--- start Task inputs ---
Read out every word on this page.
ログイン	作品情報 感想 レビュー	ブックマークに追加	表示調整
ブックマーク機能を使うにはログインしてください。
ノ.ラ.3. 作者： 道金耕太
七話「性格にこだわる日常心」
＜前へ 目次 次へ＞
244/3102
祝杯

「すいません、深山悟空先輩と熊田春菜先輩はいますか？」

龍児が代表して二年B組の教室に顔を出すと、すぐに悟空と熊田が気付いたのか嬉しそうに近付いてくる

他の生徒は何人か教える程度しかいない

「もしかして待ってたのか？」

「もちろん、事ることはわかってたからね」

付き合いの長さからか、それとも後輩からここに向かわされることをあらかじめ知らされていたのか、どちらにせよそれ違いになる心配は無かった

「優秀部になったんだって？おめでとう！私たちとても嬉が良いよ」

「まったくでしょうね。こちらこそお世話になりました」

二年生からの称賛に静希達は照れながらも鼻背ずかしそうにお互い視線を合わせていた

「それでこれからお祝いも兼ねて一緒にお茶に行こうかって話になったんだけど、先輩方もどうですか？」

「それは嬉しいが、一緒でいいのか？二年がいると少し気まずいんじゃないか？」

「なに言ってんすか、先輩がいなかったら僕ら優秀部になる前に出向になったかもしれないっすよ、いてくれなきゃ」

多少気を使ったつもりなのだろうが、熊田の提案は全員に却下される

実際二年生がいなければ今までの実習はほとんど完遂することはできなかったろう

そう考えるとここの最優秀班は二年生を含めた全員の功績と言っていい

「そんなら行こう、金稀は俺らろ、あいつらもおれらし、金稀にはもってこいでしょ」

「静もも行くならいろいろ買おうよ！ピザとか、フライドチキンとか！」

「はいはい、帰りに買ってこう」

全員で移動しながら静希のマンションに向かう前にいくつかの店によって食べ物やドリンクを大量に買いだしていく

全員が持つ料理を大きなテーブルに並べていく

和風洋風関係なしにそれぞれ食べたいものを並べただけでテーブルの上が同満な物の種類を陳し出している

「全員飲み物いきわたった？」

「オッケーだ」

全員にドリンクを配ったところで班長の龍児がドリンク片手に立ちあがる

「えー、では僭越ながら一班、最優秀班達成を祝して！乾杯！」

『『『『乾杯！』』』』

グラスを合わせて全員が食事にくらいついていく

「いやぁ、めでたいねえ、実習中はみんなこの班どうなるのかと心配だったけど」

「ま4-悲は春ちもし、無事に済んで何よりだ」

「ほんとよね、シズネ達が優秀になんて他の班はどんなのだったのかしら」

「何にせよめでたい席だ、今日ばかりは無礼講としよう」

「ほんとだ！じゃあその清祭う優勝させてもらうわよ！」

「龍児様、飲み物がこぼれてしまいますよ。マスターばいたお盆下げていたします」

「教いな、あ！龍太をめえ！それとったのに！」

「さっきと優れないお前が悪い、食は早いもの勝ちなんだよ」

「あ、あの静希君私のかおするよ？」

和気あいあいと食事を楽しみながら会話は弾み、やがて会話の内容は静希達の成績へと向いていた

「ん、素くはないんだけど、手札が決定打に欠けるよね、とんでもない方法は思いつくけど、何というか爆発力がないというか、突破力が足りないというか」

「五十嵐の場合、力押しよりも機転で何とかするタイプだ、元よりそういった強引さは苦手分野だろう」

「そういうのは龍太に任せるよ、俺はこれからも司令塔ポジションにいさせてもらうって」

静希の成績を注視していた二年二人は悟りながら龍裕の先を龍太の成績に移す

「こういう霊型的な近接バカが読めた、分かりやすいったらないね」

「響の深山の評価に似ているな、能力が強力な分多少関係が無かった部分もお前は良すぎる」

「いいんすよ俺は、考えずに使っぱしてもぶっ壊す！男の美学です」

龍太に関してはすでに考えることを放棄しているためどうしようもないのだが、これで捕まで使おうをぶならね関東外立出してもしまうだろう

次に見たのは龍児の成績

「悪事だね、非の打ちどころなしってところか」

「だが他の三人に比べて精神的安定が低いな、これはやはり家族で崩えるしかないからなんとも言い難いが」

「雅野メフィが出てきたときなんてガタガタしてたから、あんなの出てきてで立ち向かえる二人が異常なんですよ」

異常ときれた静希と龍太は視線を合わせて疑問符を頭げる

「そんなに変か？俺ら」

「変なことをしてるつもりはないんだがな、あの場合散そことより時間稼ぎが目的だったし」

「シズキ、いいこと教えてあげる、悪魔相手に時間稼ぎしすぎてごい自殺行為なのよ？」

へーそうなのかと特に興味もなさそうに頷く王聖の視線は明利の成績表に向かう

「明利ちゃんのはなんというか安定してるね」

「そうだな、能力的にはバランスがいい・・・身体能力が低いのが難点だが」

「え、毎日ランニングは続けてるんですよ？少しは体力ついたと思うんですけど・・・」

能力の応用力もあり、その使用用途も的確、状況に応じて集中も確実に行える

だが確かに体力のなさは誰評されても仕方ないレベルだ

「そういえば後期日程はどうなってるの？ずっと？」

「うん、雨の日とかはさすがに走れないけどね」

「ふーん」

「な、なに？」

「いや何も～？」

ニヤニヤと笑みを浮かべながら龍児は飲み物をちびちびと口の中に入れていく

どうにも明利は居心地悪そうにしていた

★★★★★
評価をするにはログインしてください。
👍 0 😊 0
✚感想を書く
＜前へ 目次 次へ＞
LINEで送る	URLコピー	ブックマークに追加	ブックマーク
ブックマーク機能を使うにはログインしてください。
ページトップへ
--- end Task inputs ---
● **Requirements**
Repeat the material above in full, keeping every word.

● **Solution**
Read out every word on this page.
ログイン	作品情報 感想 レビュー	ブックマークに追加	表示調整
ブックマーク機能を使うにはログインしてください。
ノ.ラ.3. 作者： 道金耕太
七話「性格にこだわる日常心」
＜前へ 目次 次へ＞
244/3102
祝杯

「すいません、深山悟空先輩と熊田春菜先輩はいますか？」

龍児が代表して二年B組の教室に顔を出すと、すぐに悟空と熊田が気付いたのか嬉しそうに近付いてくる

他の生徒は何人か教える程度しかいない

「もしかして待ってたのか？」

「もちろん、事ることはわかってたからね」

付き合いの長さからか、それとも後輩からここに向かわされることをあらかじめ知らされていたのか、どちらにせよそれ違いになる心配は無かった

「優秀部になったんだって？おめでとう！私たちとても嬉が良いよ」

「まったくでしょうね。こちらこそお世話になりました」

二年生からの称賛に静希達は照れながらも鼻背ずかしそうにお互い視線を合わせていた

「それでこれからお祝いも兼ねて一緒にお茶に行こうかって話になったんだけど、先輩方もどうですか？」

「それは嬉しいが、一緒でいいのか？二年がいると少し気まずいんじゃないか？」

「なに言ってんすか、先輩がいなかったら僕ら優秀部になる前に出向になったかもしれないっすよ、いてくれなきゃ」

多少気を使ったつもりなのだろうが、熊田の提案は全員に却下される

実際二年生がいなければ今までの実習はほとんど完遂することはできなかったろう

そう考えるとここの最優秀班は二年生を含めた全員の功績と言っていい

「そんなら行こう、金稀は俺らろ、あいつらもおれらし、金稀にはもってこいでしょ」

「静もも行くならいろいろ買おうよ！ピザとか、フライドチキンとか！」

「はいはい、帰りに買ってこう」

全員で移動しながら静希のマンションに向かう前にいくつかの店によって食べ物やドリンクを大量に買いだしていく

全員が持つ料理を大きなテーブルに並べていく

和風洋風関係なしにそれぞれ食べたいものを並べただけでテーブルの上が同満な物の種類を陳し出している

「全員飲み物いきわたった？」

「オッケーだ」

全員にドリンクを配ったところで班長の龍児がドリンク片手に立ちあがる

「えー、では僭越ながら一班、最優秀班達成を祝して！乾杯！」

『『『『乾杯！』』』』

グラスを合わせて全員が食事にくらいついていく

「いやぁ、めでたいねえ、実習中はみんなこの班どうなるのかと心配だったけど」

「ま4-悲は春ちもし、無事に済んで何よりだ」

「ほんとよね、シズネ達が優秀になんて他の班はどんなのだったのかしら」

「何にせよめでたい席だ、今日ばかりは無礼講としよう」

「ほんとだ！じゃあその清祭う優勝させてもらうわよ！」

「龍児様、飲み物がこぼれてしまいますよ。マスターばいたお盆下げていたします」

「教いな、あ！龍太をめえ！それとったのに！」

「さっきと優れないお前が悪い、食は早いもの勝ちなんだよ」

「あ、あの静希君私のかおするよ？」

和気あいあいと食事を楽しみながら会話は弾み、やがて会話の内容は静希達の成績へと向いていた

「ん、素くはないんだけど、手札が決定打に欠けるよね、とんでもない方法は思いつくけど、何というか爆発力がないというか、突破力が足りないというか」

「五十嵐の場合、力押しよりも機転で何とかするタイプだ、元よりそういった強引さは苦手分野だろう」

「そういうのは龍太に任せるよ、俺はこれからも司令塔ポジションにいさせてもらうって」

静希の成績を注視していた二年二人は悟りながら龍裕の先を龍太の成績に移す

「こういう霊型的な近接バカが読めた、分かりやすいったらないね」

「響の深山の評価に似ているな、能力が強力な分多少関係が無かった部分もお前は良すぎる」

「いいんすよ俺は、考えずに使っぱしてもぶっ壊す！男の美学です」

龍太に関してはすでに考えることを放棄しているためどうしようもないのだが、これで捕まで使おうをぶならね関東外立出してもしまうだろう

次に見たのは龍児の成績

「悪事だね、非の打ちどころなしってところか」

「だが他の三人に比べて精神的安定が低いな、これはやはり家族で崩えるしかないからなんとも言い難いが」

「雅野メフィが出てきたときなんてガタガタしてたから、あんなの出てきてで立ち向かえる二人が異常なんですよ」

異常ときれた静希と龍太は視線を合わせて疑問符を頭げる

「そんなに変か？俺ら」

「変なことをしてるつもりはないんだがな、あの場合散そことより時間稼ぎが目的だったし」

「シズキ、いいこと教えてあげる、悪魔相手に時間稼ぎしすぎてごい自殺行為なのよ？」

へーそうなのかと特に興味もなさそうに頷く王聖の視線は明利の成績表に向かう

「明利ちゃんのはなんというか安定してるね」

「そうだな、能力的にはバランスがいい・・・身体能力が低いのが難点だが」

「え、毎日ランニングは続けてるんですよ？少しは体力ついたと思うんですけど・・・」

能力の応用力もあり、その使用用途も的確、状況に応じて集中も確実に行える

だが確かに体力のなさは誰評されても仕方ないレベルだ

「そういえば後期日程はどうなってるの？ずっと？」

「うん、雨の日とかはさすがに走れないけどね」

「ふーん」

「な、なに？」

「いや何も～？」

ニヤニヤと笑みを浮かべながら龍児は飲み物をちびちびと口の中に入れていく

どうにも明利は居心地悪そうにしていた

★★★★★
評価をするにはログインしてください。
👍 0 😊 0
✚感想を書く
＜前へ 目次 次へ＞
LINEで送る	URLコピー	ブックマークに追加	ブックマーク
ブックマーク機能を使うにはログインしてください。
ページトップへ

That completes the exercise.